Excerpt to read Block Start
Glossodoris is a genus of sea slugs, dorid nudibranchs, shell-less marine gastropod mollusks in the family Chromodorididae.

==Taxonomic history==
The use of the genus name Glossodoris has been a subject of debate amongst taxonomists for over 150 years. Because it is the oldest name in the Chromodorididae it has been used differently by different taxonomists, sometimes including many species of Hypselodoris and Chromodoris and the other smaller genera recognised today. Its modern status is based on the analysis of DNA sequences.

== Species ==
Species in the genus Glossodoris include:

- Glossodoris acosti Matsuda & Gosliner, 2018
- Glossodoris aeruginosa Rudman, 1995
- Glossodoris andersonae Matsuda & Gosliner, 2018
- Glossodoris angasi Rudman, 1986
- Glossodoris aureola Rudman, 1995
- Glossodoris bonwanga Matsuda & Gosliner, 2018
- Glossodoris buko Matsuda & Gosliner, 2018
- Glossodoris cincta (Bergh, 1888)
Excerpt to read Block End
Records provided Block Start
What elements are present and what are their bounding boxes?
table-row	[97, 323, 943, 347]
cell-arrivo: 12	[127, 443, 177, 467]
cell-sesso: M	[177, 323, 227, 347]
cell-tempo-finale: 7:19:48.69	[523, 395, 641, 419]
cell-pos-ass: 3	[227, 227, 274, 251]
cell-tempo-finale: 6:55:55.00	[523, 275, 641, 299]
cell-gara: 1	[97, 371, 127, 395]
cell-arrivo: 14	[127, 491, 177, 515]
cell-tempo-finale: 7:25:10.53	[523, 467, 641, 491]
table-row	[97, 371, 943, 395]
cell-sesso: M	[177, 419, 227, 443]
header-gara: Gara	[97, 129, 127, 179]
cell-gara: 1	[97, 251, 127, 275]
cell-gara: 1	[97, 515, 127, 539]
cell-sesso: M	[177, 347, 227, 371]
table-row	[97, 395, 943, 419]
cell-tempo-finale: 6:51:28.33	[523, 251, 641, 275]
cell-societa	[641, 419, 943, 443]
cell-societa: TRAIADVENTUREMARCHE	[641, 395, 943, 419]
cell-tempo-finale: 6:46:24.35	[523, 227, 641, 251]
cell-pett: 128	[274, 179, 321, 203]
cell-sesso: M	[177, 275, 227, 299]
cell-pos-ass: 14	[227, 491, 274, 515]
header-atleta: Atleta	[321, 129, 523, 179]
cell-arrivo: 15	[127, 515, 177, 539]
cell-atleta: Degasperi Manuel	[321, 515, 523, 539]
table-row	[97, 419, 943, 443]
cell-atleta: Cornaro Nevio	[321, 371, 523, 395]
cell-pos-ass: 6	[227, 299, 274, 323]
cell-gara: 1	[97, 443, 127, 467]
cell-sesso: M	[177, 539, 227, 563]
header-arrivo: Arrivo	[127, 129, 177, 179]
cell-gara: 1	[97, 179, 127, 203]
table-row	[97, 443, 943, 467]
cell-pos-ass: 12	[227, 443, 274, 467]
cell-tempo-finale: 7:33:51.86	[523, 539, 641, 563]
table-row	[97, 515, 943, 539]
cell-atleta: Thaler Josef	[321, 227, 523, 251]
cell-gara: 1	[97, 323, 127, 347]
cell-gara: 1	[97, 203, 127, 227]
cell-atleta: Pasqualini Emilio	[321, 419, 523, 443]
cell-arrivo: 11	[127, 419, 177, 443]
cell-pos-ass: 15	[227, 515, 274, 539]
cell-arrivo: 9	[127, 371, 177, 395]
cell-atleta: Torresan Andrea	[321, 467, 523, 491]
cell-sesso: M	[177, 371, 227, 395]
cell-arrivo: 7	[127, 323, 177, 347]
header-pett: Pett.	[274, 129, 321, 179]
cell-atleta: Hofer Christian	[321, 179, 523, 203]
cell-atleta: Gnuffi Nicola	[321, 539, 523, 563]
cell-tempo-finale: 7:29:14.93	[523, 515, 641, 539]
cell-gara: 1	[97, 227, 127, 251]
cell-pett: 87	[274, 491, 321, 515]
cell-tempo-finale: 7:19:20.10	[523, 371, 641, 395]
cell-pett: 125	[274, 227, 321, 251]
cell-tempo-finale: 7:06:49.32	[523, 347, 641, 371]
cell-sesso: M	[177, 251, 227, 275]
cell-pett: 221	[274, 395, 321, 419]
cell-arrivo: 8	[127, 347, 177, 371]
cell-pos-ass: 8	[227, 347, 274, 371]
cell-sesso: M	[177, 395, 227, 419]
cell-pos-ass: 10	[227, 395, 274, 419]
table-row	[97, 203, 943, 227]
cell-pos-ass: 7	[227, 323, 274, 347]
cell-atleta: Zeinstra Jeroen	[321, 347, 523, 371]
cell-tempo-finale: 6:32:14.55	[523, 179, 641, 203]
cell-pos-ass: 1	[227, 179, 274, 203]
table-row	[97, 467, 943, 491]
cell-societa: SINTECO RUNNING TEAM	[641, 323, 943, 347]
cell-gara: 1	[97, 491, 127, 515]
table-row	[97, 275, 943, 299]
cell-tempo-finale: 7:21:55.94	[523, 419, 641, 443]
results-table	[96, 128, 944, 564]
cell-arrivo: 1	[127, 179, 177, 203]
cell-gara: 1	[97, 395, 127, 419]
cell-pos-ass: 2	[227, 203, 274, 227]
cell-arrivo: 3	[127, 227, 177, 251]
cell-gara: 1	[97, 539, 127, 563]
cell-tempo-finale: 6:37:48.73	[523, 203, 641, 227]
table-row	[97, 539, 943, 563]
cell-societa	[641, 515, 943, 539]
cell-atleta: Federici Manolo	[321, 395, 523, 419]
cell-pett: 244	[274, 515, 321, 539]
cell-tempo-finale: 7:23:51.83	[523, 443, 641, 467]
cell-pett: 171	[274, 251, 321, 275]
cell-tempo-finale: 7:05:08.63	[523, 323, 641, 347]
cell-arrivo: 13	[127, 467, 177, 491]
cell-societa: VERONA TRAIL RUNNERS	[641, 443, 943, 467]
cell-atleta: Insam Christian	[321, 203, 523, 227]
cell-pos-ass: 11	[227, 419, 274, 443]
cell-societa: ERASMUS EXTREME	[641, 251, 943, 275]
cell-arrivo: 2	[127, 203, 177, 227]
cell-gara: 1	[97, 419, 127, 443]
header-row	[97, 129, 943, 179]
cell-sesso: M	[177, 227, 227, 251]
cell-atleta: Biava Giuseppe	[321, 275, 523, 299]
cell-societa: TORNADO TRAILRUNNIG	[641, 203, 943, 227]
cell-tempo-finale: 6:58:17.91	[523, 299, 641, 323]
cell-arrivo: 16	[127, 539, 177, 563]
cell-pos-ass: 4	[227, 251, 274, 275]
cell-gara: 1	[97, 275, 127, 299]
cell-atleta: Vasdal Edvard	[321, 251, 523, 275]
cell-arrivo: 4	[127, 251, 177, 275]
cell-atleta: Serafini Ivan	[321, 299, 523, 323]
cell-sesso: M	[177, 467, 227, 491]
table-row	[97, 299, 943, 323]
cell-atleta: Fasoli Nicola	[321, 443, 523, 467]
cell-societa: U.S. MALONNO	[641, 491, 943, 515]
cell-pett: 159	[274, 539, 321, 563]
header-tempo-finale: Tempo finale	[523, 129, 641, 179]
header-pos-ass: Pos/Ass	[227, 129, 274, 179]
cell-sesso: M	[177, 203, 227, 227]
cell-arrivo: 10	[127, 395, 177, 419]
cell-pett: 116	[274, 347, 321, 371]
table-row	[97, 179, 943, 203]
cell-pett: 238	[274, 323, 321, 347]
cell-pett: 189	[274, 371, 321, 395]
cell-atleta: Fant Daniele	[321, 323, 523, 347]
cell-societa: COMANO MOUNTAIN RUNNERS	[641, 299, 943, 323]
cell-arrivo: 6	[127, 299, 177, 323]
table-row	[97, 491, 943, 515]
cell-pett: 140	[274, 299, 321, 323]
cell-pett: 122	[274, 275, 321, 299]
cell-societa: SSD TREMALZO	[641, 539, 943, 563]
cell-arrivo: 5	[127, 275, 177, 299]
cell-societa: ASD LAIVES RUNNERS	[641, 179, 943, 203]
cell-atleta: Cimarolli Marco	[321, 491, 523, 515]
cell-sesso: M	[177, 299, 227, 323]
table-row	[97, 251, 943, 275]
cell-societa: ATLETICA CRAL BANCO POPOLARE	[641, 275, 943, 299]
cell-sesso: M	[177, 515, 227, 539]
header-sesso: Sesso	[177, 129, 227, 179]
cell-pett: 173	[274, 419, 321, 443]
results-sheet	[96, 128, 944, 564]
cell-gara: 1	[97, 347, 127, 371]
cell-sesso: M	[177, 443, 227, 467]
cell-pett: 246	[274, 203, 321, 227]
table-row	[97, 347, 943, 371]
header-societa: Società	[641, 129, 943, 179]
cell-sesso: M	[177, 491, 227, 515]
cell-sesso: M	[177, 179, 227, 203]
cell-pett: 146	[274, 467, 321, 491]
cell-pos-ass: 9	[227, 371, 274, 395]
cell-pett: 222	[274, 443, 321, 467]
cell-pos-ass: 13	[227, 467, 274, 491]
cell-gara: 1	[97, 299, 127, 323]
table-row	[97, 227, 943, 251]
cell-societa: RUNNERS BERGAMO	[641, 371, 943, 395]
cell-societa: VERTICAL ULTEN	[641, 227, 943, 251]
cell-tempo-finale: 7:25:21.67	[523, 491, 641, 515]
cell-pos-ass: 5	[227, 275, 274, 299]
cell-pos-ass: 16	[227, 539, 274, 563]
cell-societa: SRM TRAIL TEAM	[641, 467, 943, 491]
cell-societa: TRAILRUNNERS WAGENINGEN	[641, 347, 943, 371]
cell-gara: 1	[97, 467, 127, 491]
Records provided Block End
- **Problems to work on**
a – Can you repeat everything in the Glossodoris excerpt from "- Glossodoris acosti" down to "cincta (Bergh, 1888)"?
b – Using the Glossodoris excerpt, answer these:
(i) Which family is Glossodoris placed in?
(ii) For how many years has the use of the genus name been debated among taxonomists?
(iii) Who described Glossodoris angasi, and in what year?
These records are separate from the Glossodoris excerpt.

- **Exercise responses**
a –
- Glossodoris acosti Matsuda & Gosliner, 2018
- Glossodoris aeruginosa Rudman, 1995
- Glossodoris andersonae Matsuda & Gosliner, 2018
- Glossodoris angasi Rudman, 1986
- Glossodoris aureola Rudman, 1995
- Glossodoris bonwanga Matsuda & Gosliner, 2018
- Glossodoris buko Matsuda & Gosliner, 2018
- Glossodoris cincta (Bergh, 1888)

b –
(i) Chromodorididae
(ii) Over 150 years
(iii) Rudman, 1986